Collected data entries:

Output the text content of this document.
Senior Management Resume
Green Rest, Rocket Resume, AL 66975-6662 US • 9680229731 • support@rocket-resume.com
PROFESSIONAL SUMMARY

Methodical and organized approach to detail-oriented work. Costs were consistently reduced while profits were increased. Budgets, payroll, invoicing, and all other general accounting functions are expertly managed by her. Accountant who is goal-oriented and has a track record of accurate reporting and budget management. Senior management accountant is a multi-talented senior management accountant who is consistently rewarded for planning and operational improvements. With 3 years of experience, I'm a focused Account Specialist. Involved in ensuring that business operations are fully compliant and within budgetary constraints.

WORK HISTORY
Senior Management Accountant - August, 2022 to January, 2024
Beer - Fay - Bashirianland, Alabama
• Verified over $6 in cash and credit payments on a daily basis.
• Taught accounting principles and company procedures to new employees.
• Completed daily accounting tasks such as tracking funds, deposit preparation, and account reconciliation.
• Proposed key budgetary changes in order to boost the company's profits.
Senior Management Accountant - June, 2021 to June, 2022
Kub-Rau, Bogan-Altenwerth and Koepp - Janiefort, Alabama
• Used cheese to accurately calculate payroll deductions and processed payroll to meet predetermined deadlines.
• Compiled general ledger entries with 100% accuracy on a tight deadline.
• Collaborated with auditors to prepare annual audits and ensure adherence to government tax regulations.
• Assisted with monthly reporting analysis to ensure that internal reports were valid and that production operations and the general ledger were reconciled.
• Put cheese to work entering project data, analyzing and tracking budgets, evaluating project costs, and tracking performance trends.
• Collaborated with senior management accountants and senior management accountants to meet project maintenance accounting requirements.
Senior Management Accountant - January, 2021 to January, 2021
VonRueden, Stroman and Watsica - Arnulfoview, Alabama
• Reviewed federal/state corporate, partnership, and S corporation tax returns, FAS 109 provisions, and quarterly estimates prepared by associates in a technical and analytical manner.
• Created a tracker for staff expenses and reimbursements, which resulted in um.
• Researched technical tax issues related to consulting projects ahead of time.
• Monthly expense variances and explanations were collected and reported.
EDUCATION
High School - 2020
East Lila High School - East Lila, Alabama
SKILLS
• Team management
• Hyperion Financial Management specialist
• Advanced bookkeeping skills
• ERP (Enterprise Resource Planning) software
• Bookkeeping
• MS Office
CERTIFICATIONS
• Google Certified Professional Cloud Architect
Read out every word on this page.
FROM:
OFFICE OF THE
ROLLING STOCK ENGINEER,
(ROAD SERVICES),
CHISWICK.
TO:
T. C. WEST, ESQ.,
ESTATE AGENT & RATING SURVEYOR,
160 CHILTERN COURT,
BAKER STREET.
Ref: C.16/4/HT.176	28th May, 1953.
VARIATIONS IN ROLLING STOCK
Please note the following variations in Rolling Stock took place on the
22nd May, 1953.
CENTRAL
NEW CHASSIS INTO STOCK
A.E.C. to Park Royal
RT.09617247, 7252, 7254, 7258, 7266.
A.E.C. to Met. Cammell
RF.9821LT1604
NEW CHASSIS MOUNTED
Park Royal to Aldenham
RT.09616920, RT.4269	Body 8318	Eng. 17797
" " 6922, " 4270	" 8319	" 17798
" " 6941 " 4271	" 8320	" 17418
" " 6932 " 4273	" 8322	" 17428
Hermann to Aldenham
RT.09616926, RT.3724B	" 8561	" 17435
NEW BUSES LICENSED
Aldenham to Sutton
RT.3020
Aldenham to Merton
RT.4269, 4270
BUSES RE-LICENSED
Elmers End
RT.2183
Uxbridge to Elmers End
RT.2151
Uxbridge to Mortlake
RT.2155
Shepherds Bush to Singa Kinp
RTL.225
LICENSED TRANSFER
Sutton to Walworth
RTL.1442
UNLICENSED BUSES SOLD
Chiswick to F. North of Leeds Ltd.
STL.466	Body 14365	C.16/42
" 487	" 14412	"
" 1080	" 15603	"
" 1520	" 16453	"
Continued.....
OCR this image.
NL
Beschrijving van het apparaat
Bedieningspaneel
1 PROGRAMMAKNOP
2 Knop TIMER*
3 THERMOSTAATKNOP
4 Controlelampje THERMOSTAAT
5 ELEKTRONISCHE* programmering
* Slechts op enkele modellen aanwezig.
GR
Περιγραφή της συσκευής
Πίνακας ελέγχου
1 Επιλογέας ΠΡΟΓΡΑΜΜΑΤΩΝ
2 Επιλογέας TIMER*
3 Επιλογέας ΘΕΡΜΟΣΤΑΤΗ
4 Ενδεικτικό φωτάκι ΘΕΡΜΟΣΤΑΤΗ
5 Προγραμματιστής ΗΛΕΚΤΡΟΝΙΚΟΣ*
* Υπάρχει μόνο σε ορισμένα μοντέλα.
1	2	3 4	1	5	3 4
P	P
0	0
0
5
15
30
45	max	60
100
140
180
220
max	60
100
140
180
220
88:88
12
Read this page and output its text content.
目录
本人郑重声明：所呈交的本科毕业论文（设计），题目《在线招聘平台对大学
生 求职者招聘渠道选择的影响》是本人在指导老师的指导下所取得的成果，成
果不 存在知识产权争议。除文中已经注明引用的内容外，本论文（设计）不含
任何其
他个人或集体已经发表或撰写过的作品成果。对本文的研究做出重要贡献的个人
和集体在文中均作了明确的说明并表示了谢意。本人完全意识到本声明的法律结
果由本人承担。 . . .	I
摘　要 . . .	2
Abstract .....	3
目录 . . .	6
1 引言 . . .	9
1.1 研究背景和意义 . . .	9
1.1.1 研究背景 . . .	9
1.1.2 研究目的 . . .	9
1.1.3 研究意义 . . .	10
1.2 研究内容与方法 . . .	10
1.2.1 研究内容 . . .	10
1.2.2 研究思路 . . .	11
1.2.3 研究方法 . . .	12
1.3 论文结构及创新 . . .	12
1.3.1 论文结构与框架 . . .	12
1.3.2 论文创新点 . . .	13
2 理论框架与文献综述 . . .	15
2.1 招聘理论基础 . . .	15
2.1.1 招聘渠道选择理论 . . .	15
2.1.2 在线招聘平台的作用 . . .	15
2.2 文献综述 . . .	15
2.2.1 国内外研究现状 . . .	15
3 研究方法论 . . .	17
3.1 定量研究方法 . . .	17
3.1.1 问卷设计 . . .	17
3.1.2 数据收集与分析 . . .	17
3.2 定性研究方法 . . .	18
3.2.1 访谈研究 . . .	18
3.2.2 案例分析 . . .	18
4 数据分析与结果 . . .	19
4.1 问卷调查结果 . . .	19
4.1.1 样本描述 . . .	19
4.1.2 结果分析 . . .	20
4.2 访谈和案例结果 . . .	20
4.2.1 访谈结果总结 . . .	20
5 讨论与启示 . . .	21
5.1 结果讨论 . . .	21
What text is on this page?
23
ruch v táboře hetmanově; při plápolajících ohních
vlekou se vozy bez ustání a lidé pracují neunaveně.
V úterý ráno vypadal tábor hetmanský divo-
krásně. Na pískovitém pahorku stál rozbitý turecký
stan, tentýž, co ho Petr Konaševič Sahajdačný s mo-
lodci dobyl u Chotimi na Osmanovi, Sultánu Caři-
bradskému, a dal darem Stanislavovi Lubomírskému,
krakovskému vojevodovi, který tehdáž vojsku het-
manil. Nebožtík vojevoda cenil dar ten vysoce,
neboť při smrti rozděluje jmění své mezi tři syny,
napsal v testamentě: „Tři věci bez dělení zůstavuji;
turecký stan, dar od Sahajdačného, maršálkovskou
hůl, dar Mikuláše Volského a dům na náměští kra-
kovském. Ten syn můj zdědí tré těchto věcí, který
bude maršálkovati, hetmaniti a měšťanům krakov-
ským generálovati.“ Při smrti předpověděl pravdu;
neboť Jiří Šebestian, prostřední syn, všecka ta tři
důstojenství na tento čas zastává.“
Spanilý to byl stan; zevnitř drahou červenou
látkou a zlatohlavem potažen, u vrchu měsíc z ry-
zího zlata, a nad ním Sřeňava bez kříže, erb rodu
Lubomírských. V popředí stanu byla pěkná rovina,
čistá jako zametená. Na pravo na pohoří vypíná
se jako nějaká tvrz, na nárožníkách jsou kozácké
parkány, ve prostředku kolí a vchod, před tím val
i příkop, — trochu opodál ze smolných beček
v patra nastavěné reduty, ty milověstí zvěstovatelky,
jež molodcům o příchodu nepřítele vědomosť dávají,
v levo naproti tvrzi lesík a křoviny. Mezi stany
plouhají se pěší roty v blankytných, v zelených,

## What the task requires
Give every line of the material that includes the string "Resume".

## Output for this exercise
Senior Management Resume
Green Rest, Rocket Resume, AL 66975-6662 US • 9680229731 • support@rocket-resume.com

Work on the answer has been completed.